◆ PASSAGE:

>>

Appeal of KENNETH R., on behalf of his daughter, Deneen R., from action of the Board of Education of the Garden City Union Free School District regarding residency.

Decision No. 12,750

(July 17, 1992)

Cullen and Dykman, Esqs., attorneys for respondent, Thomas B.Wassel, Esq., and Carl

A. Laske, Esq., of counsel

SOBOL, Commissioner.--Petitioner appeals from respondent's determination that he is not a resident of the Garden City Union Free School District and excluding his daughter from attendance in its public schools. This is the second time petitioner has appealed this residency determination, which I previously upheld in Appeal of Kenneth R., 30 Ed Dept Rep 297. The appeal must be dismissed.

Because petitioner is appealing a prior determination of the Commissioner of Education, this appeal will be treated as an application to reopen. An application to reopen an appeal is governed by 8 NYCRR '276.8, which requires such applications to be served within 30 days of the decision sought to be reopened (Application of the Bd. of Educ. of the Monroe-Woodbury Central School District, 28 Ed Dept Rep 115; Application of Young, 28 id. 90). Petitioner commenced this appeal on September 10, 1991, more than six months after my prior decision had been issued. Petitioner attempts to excuse his delay by claiming that he believed he would be returning to live in Garden City and that further legal action would, therefore, be unnecessary. Because petitioner offers no evidence of his attempts since my prior decision to relocate to Garden City, his explanation is insufficient to excuse the delay. Therefore, the appeal must be dismissed as untimely.

Even if the appeal had been timely, I would still be constrained to dismiss it on the merits. Section 276.8 provides:

Applications for reopening are addressed solely to the discretion of the Commissioner, and will not be granted in the absence of a showing that the decision which is the subject of such application was rendered under a misapprehension as to the facts or that there is new and material evidence which was not available at the time the original decision was made.

<<

◆ RECORDS SHOWN:
>>

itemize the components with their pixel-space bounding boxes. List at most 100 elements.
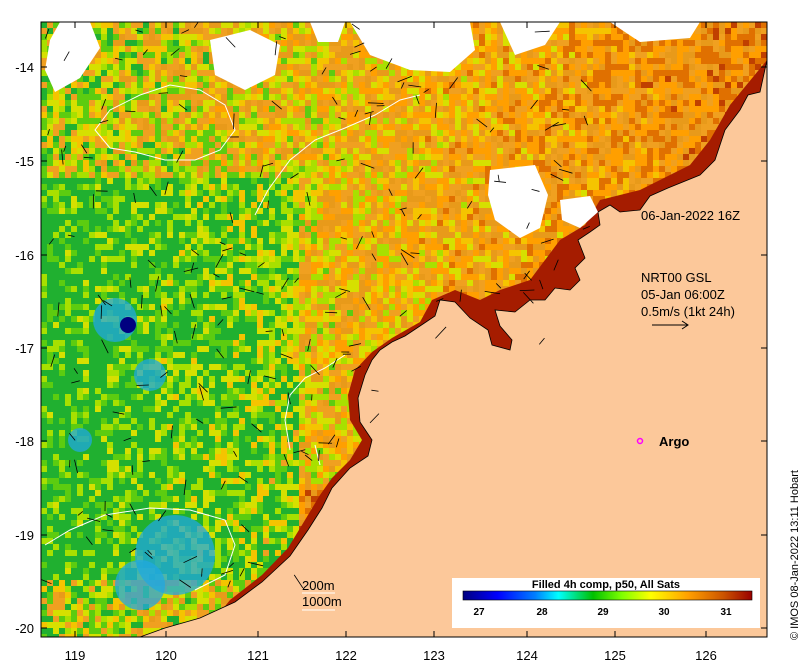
- sst-pixel: [299, 22, 305, 28]
- sst-pixel: [293, 70, 299, 76]
- sst-pixel: [431, 226, 437, 232]
- sst-pixel: [221, 112, 227, 118]
- sst-pixel: [317, 160, 323, 166]
- sst-pixel: [131, 244, 137, 250]
- sst-pixel: [419, 82, 425, 88]
- sst-pixel: [95, 178, 101, 184]
- sst-pixel: [293, 46, 299, 52]
- sst-pixel: [215, 226, 221, 232]
- sst-pixel: [161, 166, 167, 172]
- sst-pixel: [539, 70, 545, 76]
- sst-pixel: [473, 244, 479, 250]
- sst-pixel: [227, 100, 233, 106]
- sst-pixel: [629, 148, 635, 154]
- sst-pixel: [263, 220, 269, 226]
- sst-pixel: [137, 58, 143, 64]
- sst-pixel: [167, 58, 173, 64]
- sst-pixel: [125, 40, 131, 46]
- sst-pixel: [641, 58, 647, 64]
- sst-pixel: [563, 28, 569, 34]
- sst-pixel: [443, 112, 449, 118]
- sst-pixel: [713, 28, 719, 34]
- sst-pixel: [299, 160, 305, 166]
- sst-pixel: [311, 160, 317, 166]
- sst-pixel: [143, 40, 149, 46]
- sst-pixel: [491, 244, 497, 250]
- sst-pixel: [137, 130, 143, 136]
- sst-pixel: [131, 220, 137, 226]
- sst-pixel: [89, 166, 95, 172]
- sst-pixel: [95, 82, 101, 88]
- sst-pixel: [593, 196, 599, 202]
- sst-pixel: [485, 208, 491, 214]
- sst-pixel: [269, 100, 275, 106]
- sst-pixel: [341, 148, 347, 154]
- sst-pixel: [191, 196, 197, 202]
- sst-pixel: [47, 244, 53, 250]
- sst-pixel: [305, 88, 311, 94]
- sst-pixel: [329, 226, 335, 232]
- sst-pixel: [383, 238, 389, 244]
- sst-pixel: [479, 226, 485, 232]
- sst-pixel: [569, 124, 575, 130]
- sst-pixel: [89, 226, 95, 232]
- sst-pixel: [179, 136, 185, 142]
- sst-pixel: [683, 160, 689, 166]
- sst-pixel: [281, 226, 287, 232]
- sst-pixel: [299, 262, 305, 268]
- sst-pixel: [269, 136, 275, 142]
- sst-pixel: [461, 88, 467, 94]
- sst-pixel: [557, 106, 563, 112]
- sst-pixel: [563, 82, 569, 88]
- sst-pixel: [491, 166, 497, 172]
- sst-pixel: [431, 130, 437, 136]
- sst-pixel: [443, 196, 449, 202]
- sst-pixel: [191, 64, 197, 70]
- sst-pixel: [395, 208, 401, 214]
- sst-pixel: [71, 238, 77, 244]
- sst-pixel: [545, 76, 551, 82]
- sst-pixel: [341, 118, 347, 124]
- sst-pixel: [401, 256, 407, 262]
- sst-pixel: [77, 178, 83, 184]
- sst-pixel: [155, 172, 161, 178]
- sst-pixel: [407, 106, 413, 112]
- sst-pixel: [611, 34, 617, 40]
- sst-pixel: [725, 34, 731, 40]
- sst-pixel: [413, 100, 419, 106]
- sst-pixel: [347, 124, 353, 130]
- sst-pixel: [173, 76, 179, 82]
- sst-pixel: [317, 256, 323, 262]
- sst-pixel: [149, 46, 155, 52]
- sst-pixel: [245, 178, 251, 184]
- sst-pixel: [311, 76, 317, 82]
- sst-pixel: [197, 106, 203, 112]
- sst-pixel: [449, 232, 455, 238]
- sst-pixel: [263, 148, 269, 154]
- sst-pixel: [713, 40, 719, 46]
- sst-pixel: [65, 118, 71, 124]
- sst-pixel: [95, 244, 101, 250]
- sst-pixel: [443, 178, 449, 184]
- sst-pixel: [533, 154, 539, 160]
- sst-pixel: [143, 190, 149, 196]
- sst-pixel: [149, 34, 155, 40]
- sst-pixel: [137, 268, 143, 274]
- sst-pixel: [305, 262, 311, 268]
- sst-pixel: [599, 166, 605, 172]
- sst-pixel: [209, 208, 215, 214]
- sst-pixel: [299, 166, 305, 172]
- sst-pixel: [377, 202, 383, 208]
- sst-pixel: [137, 232, 143, 238]
- sst-pixel: [329, 106, 335, 112]
- sst-pixel: [161, 100, 167, 106]
- sst-pixel: [347, 64, 353, 70]
- sst-pixel: [671, 88, 677, 94]
- sst-pixel: [269, 82, 275, 88]
- sst-pixel: [287, 256, 293, 262]
- sst-pixel: [65, 172, 71, 178]
- sst-pixel: [245, 100, 251, 106]
- sst-pixel: [413, 82, 419, 88]
- sst-pixel: [101, 52, 107, 58]
- sst-pixel: [587, 70, 593, 76]
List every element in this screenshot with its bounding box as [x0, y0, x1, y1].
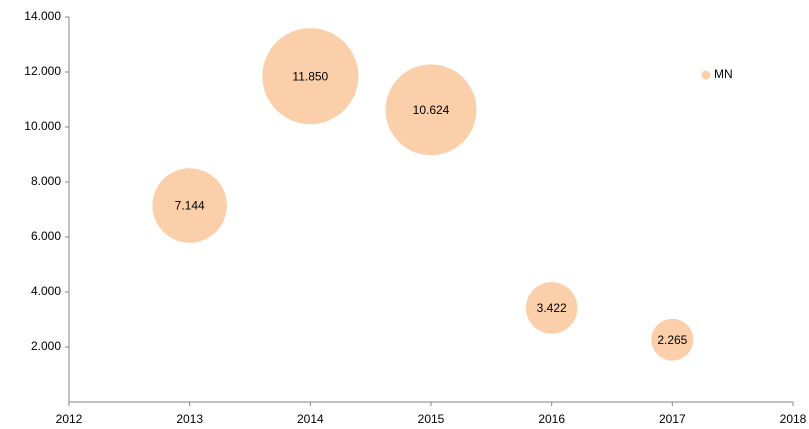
y-tick-label: 12.000: [24, 64, 61, 78]
data-label: 2.265: [657, 333, 687, 347]
data-label: 10.624: [413, 103, 450, 117]
y-tick-label: 10.000: [24, 119, 61, 133]
bubble: [385, 64, 477, 156]
x-tick-label: 2018: [780, 412, 807, 426]
y-tick-label: 6.000: [31, 229, 61, 243]
x-tick-label: 2012: [56, 412, 83, 426]
data-label: 11.850: [292, 69, 328, 83]
y-tick-label: 4.000: [31, 284, 61, 298]
bubble: [152, 168, 227, 243]
y-tick-label: 2.000: [31, 339, 61, 353]
x-tick-label: 2016: [538, 412, 565, 426]
x-tick-label: 2013: [176, 412, 203, 426]
bubble: [651, 318, 694, 361]
x-tick-label: 2017: [659, 412, 686, 426]
x-tick-label: 2015: [418, 412, 445, 426]
data-label: 7.144: [175, 199, 205, 213]
legend-marker: [701, 70, 711, 80]
bubble: [525, 282, 578, 334]
y-tick-label: 14.000: [24, 9, 61, 23]
x-tick-label: 2014: [297, 412, 324, 426]
bubble: [262, 28, 359, 125]
data-label: 3.422: [537, 301, 567, 315]
legend-label: MN: [714, 67, 733, 81]
y-tick-label: 8.000: [31, 174, 61, 188]
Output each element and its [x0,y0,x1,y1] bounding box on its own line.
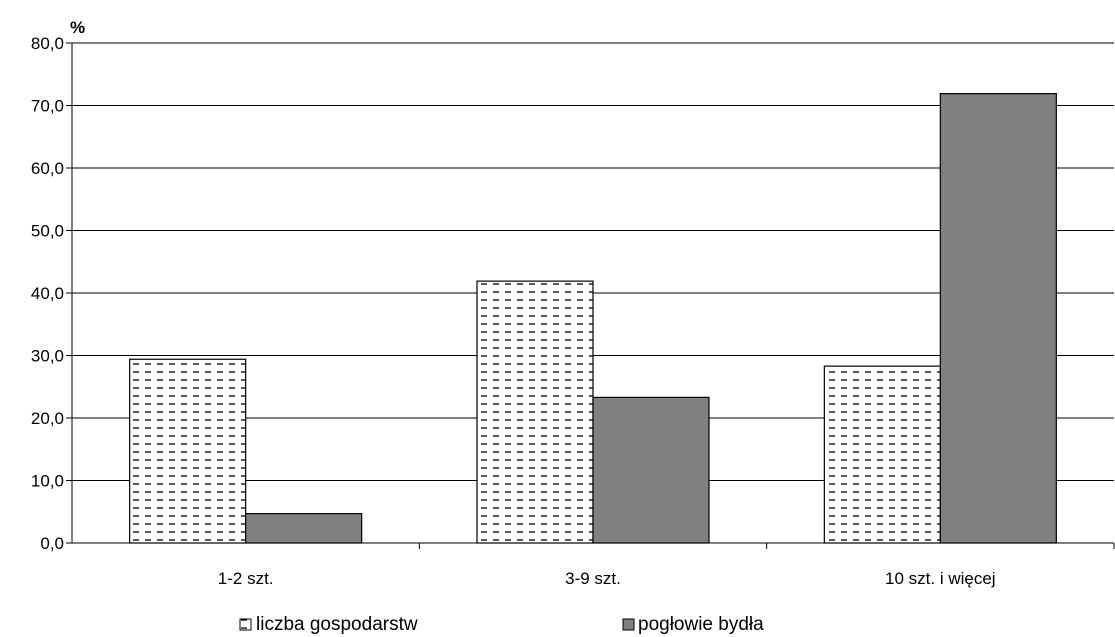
y-tick-label: 40,0 [31,284,64,303]
legend: liczba gospodarstw pogłowie bydła [239,614,764,635]
y-tick-label: 60,0 [31,159,64,178]
y-tick-label: 80,0 [31,34,64,53]
x-tick-labels: 1-2 szt. 3-9 szt. 10 szt. i więcej [218,569,996,588]
x-tick-label: 3-9 szt. [565,569,621,588]
bar-liczba-gospodarstw-1-2-szt [129,358,247,544]
legend-label-poglowie-bydla: pogłowie bydła [638,614,764,635]
axes [66,42,1115,549]
bar-poglowie-bydla-1-2-szt [245,513,363,544]
bars [129,93,1057,544]
x-tick-label: 10 szt. i więcej [885,569,996,588]
legend-swatch-liczba-gospodarstw [239,618,252,631]
x-tick-label: 1-2 szt. [218,569,274,588]
y-unit-label: % [70,18,85,37]
legend-swatch-poglowie-bydla [622,618,635,631]
y-tick-labels: 0,0 10,0 20,0 30,0 40,0 50,0 60,0 70,0 80,0 [31,34,64,553]
y-tick-label: 10,0 [31,472,64,491]
bar-liczba-gospodarstw-3-9-szt [476,280,594,544]
y-tick-label: 0,0 [40,534,64,553]
y-tick-label: 20,0 [31,409,64,428]
bar-poglowie-bydla-3-9-szt [592,396,710,544]
y-tick-label: 50,0 [31,222,64,241]
y-tick-label: 30,0 [31,347,64,366]
y-tick-label: 70,0 [31,97,64,116]
bar-poglowie-bydla-10-szt-i-wiecej [939,93,1057,544]
bar-liczba-gospodarstw-10-szt-i-wiecej [823,365,941,544]
legend-item-poglowie-bydla: pogłowie bydła [622,614,764,635]
legend-item-liczba-gospodarstw: liczba gospodarstw [239,614,418,635]
legend-label-liczba-gospodarstw: liczba gospodarstw [256,614,418,635]
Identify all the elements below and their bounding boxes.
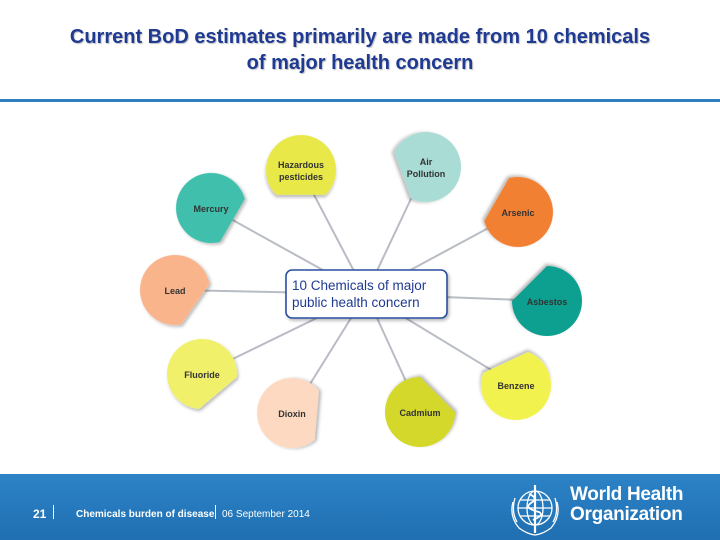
node-label-cadmium: Cadmium: [399, 408, 440, 418]
center-label-line-1: 10 Chemicals of major: [292, 278, 427, 293]
node-arsenic: Arsenic: [484, 177, 553, 247]
node-shape-lead: [140, 255, 210, 325]
node-label-air-pollution: Air: [420, 157, 433, 167]
slide-title-line-1: Current BoD estimates primarily are made…: [69, 26, 651, 48]
node-benzene: Benzene: [481, 352, 551, 420]
node-fluoride: Fluoride: [167, 339, 237, 409]
footer-separator: [53, 505, 54, 519]
center-label-line-2: public health concern: [292, 295, 420, 310]
node-hazardous-pesticides: Hazardous pesticides: [266, 135, 336, 195]
node-shape-hazardous-pesticides: [266, 135, 336, 195]
node-lead: Lead: [140, 255, 210, 325]
node-shape-asbestos: [512, 266, 582, 336]
node-label-fluoride: Fluoride: [184, 370, 220, 380]
node-label-dioxin: Dioxin: [278, 409, 306, 419]
node-shape-cadmium: [385, 377, 455, 447]
node-shape-benzene: [481, 352, 551, 420]
chemicals-diagram: Hazardous pesticides Air Pollution Mercury Ar…: [140, 132, 582, 448]
node-label-asbestos: Asbestos: [527, 297, 568, 307]
who-emblem-icon: [511, 485, 559, 536]
footer-date: 06 September 2014: [222, 509, 310, 520]
page-number: 21: [33, 507, 47, 521]
organization-name-line-2: Organization: [570, 504, 683, 525]
node-shape-mercury: [176, 173, 245, 243]
organization-name-line-1: World Health: [570, 484, 684, 505]
node-dioxin: Dioxin: [257, 378, 319, 448]
chemical-nodes: Hazardous pesticides Air Pollution Mercury Ar…: [140, 132, 582, 448]
node-shape-air-pollution: [394, 132, 461, 202]
node-label-hazardous-pesticides: Hazardous: [278, 160, 324, 170]
node-shape-fluoride: [167, 339, 237, 409]
slide-title-line-2: of major health concern: [246, 52, 474, 74]
node-mercury: Mercury: [176, 173, 245, 243]
footer-separator: [215, 505, 216, 519]
node-asbestos: Asbestos: [512, 266, 582, 336]
node-label-mercury: Mercury: [193, 204, 228, 214]
node-label-benzene: Benzene: [497, 381, 534, 391]
center-box: 10 Chemicals of major public health conc…: [285, 269, 448, 319]
footer-topic: Chemicals burden of disease: [76, 509, 215, 520]
node-label-hazardous-pesticides: pesticides: [279, 172, 323, 182]
node-label-arsenic: Arsenic: [501, 208, 534, 218]
slide-title: Current BoD estimates primarily are made…: [0, 24, 720, 76]
organization-name: World Health Organization: [570, 484, 684, 525]
node-cadmium: Cadmium: [385, 377, 455, 447]
node-label-air-pollution: Pollution: [407, 169, 446, 179]
footer-bar: 21 Chemicals burden of disease 06 Septem…: [0, 474, 720, 540]
node-air-pollution: Air Pollution: [394, 132, 461, 202]
title-divider: [0, 99, 720, 102]
node-label-lead: Lead: [164, 286, 185, 296]
node-shape-arsenic: [484, 177, 553, 247]
node-shape-dioxin: [257, 378, 319, 448]
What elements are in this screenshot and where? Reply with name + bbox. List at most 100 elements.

<<

◆ PROBLEM 1: List every earlier decision that the residency decision cites by name and report citation.
◆ PROBLEM 2: Render this sentence from the residency decision in Spanish: "Petitioner commenced this appeal on September 10, 1991, more than six months after my prior decision had been issued."

◆ COMPLETE OUTPUT 1:
- Appeal of Kenneth R., 30 Ed Dept Rep 297
- Application of the Bd. of Educ. of the Monroe-Woodbury Central School District, 28 Ed Dept Rep 115
- Application of Young, 28 id. 90

◆ COMPLETE OUTPUT 2: El peticionario inició esta apelación el 10 de septiembre de 1991, más de seis meses después de que se hubiera emitido mi decisión anterior.